• _Problem statement_
Pictures do not belong in the copy; transcribe everything else in the records exactly.

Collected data
......

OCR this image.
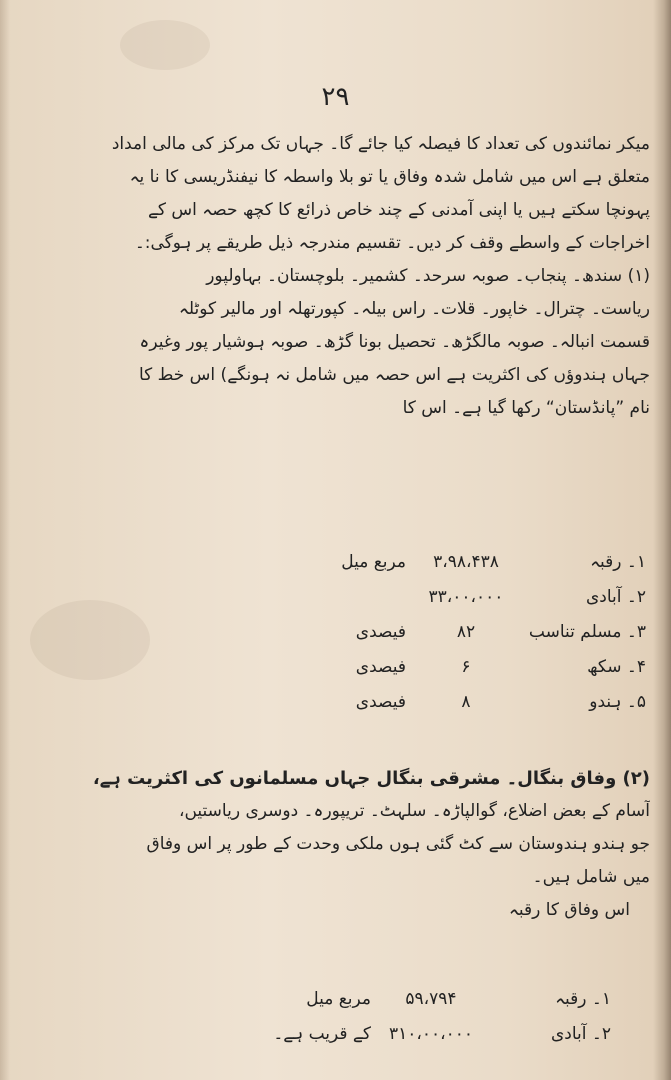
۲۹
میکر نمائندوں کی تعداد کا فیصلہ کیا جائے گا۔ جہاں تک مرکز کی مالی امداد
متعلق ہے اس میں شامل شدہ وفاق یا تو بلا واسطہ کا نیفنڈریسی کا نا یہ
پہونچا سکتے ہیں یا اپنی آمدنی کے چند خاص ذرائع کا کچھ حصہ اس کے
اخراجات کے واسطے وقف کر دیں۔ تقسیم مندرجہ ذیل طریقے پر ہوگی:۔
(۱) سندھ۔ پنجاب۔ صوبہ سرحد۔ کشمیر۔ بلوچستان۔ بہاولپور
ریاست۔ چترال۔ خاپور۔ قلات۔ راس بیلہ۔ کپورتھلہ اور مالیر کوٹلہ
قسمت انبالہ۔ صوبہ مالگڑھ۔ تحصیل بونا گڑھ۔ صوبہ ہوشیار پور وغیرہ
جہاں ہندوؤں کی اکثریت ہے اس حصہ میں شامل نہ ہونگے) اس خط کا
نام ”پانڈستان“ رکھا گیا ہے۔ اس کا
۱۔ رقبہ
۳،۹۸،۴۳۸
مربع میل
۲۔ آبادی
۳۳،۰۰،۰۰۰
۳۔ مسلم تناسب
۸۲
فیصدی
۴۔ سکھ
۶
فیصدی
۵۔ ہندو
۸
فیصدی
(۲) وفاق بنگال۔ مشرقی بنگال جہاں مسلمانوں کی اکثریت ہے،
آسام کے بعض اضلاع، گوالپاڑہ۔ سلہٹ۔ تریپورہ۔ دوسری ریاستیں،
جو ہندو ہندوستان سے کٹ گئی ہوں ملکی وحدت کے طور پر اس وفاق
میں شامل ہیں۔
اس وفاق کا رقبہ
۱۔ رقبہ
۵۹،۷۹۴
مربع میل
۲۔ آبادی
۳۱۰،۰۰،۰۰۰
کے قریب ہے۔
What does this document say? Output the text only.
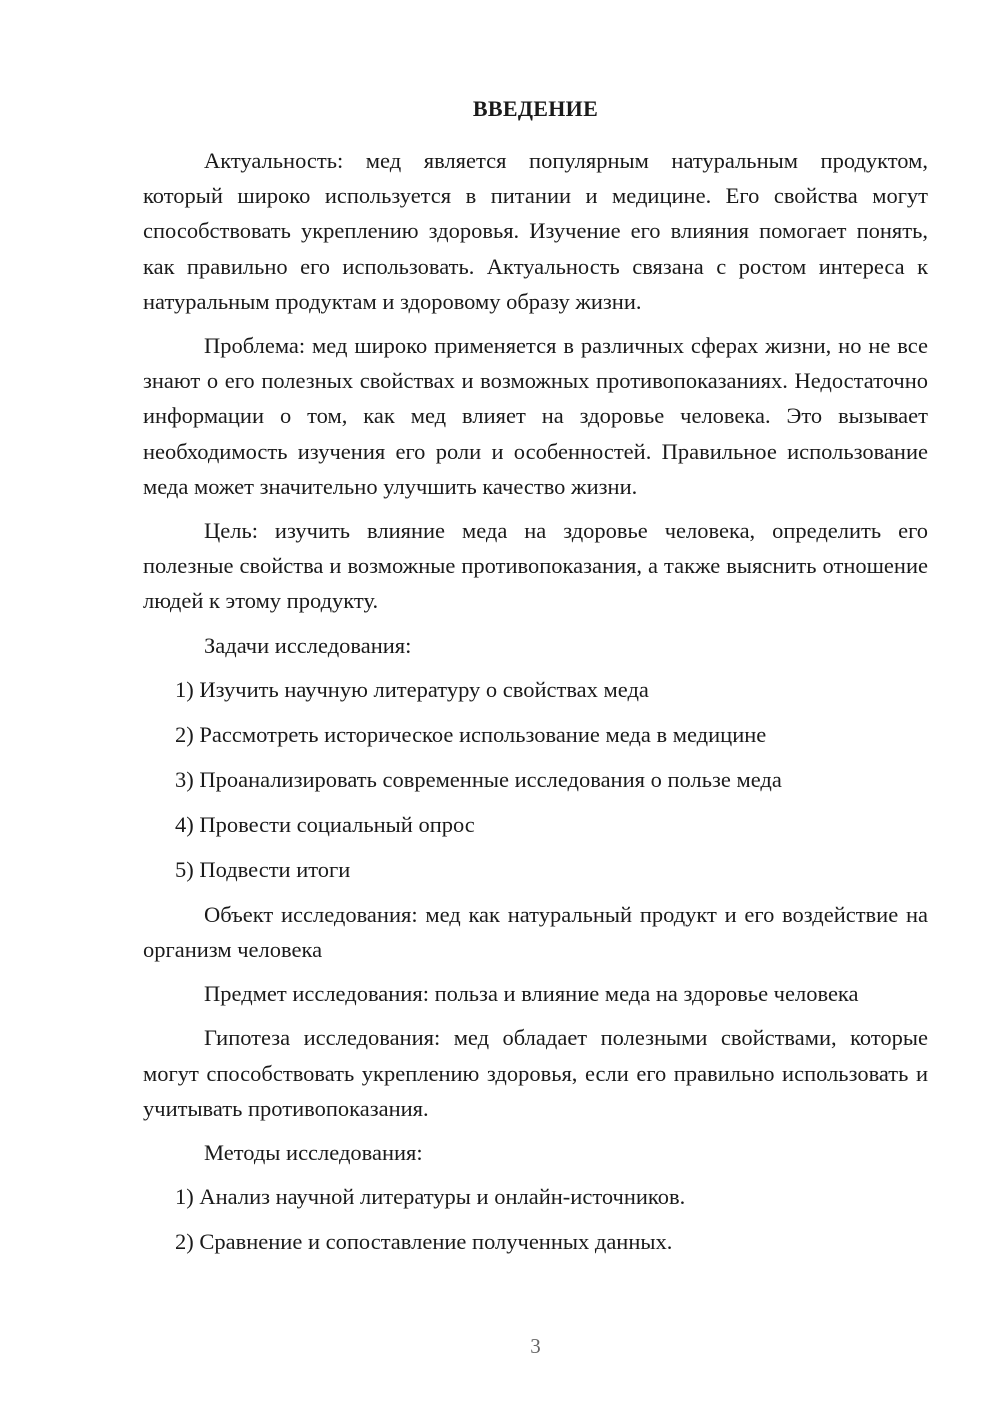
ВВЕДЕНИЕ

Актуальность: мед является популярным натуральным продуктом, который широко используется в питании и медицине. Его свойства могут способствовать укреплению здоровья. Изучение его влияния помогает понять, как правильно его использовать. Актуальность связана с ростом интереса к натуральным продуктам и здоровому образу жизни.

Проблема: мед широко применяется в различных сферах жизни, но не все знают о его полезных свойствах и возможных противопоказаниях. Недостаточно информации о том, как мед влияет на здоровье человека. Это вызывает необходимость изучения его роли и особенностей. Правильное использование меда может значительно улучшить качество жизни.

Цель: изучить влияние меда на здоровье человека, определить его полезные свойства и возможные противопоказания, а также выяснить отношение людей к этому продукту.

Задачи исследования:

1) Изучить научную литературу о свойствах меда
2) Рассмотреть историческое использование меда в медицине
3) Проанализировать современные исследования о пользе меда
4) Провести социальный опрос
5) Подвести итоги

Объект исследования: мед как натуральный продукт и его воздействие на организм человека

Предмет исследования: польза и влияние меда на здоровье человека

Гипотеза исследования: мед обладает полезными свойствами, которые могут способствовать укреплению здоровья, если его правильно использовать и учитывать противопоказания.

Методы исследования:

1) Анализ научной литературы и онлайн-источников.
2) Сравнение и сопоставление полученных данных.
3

......

• _Solution_
OCR this image.
۲۹
میکر نمائندوں کی تعداد کا فیصلہ کیا جائے گا۔ جہاں تک مرکز کی مالی امداد
متعلق ہے اس میں شامل شدہ وفاق یا تو بلا واسطہ کا نیفنڈریسی کا نا یہ
پہونچا سکتے ہیں یا اپنی آمدنی کے چند خاص ذرائع کا کچھ حصہ اس کے
اخراجات کے واسطے وقف کر دیں۔ تقسیم مندرجہ ذیل طریقے پر ہوگی:۔
(۱) سندھ۔ پنجاب۔ صوبہ سرحد۔ کشمیر۔ بلوچستان۔ بہاولپور
ریاست۔ چترال۔ خاپور۔ قلات۔ راس بیلہ۔ کپورتھلہ اور مالیر کوٹلہ
قسمت انبالہ۔ صوبہ مالگڑھ۔ تحصیل بونا گڑھ۔ صوبہ ہوشیار پور وغیرہ
جہاں ہندوؤں کی اکثریت ہے اس حصہ میں شامل نہ ہونگے) اس خط کا
نام ”پانڈستان“ رکھا گیا ہے۔ اس کا
۱۔ رقبہ
۳،۹۸،۴۳۸
مربع میل
۲۔ آبادی
۳۳،۰۰،۰۰۰
۳۔ مسلم تناسب
۸۲
فیصدی
۴۔ سکھ
۶
فیصدی
۵۔ ہندو
۸
فیصدی
(۲) وفاق بنگال۔ مشرقی بنگال جہاں مسلمانوں کی اکثریت ہے،
آسام کے بعض اضلاع، گوالپاڑہ۔ سلہٹ۔ تریپورہ۔ دوسری ریاستیں،
جو ہندو ہندوستان سے کٹ گئی ہوں ملکی وحدت کے طور پر اس وفاق
میں شامل ہیں۔
اس وفاق کا رقبہ
۱۔ رقبہ
۵۹،۷۹۴
مربع میل
۲۔ آبادی
۳۱۰،۰۰،۰۰۰
کے قریب ہے۔
What does this document say? Output the text only.
ВВЕДЕНИЕ

Актуальность: мед является популярным натуральным продуктом, который широко используется в питании и медицине. Его свойства могут способствовать укреплению здоровья. Изучение его влияния помогает понять, как правильно его использовать. Актуальность связана с ростом интереса к натуральным продуктам и здоровому образу жизни.

Проблема: мед широко применяется в различных сферах жизни, но не все знают о его полезных свойствах и возможных противопоказаниях. Недостаточно информации о том, как мед влияет на здоровье человека. Это вызывает необходимость изучения его роли и особенностей. Правильное использование меда может значительно улучшить качество жизни.

Цель: изучить влияние меда на здоровье человека, определить его полезные свойства и возможные противопоказания, а также выяснить отношение людей к этому продукту.

Задачи исследования:

1) Изучить научную литературу о свойствах меда
2) Рассмотреть историческое использование меда в медицине
3) Проанализировать современные исследования о пользе меда
4) Провести социальный опрос
5) Подвести итоги

Объект исследования: мед как натуральный продукт и его воздействие на организм человека

Предмет исследования: польза и влияние меда на здоровье человека

Гипотеза исследования: мед обладает полезными свойствами, которые могут способствовать укреплению здоровья, если его правильно использовать и учитывать противопоказания.

Методы исследования:

1) Анализ научной литературы и онлайн-источников.
2) Сравнение и сопоставление полученных данных.
3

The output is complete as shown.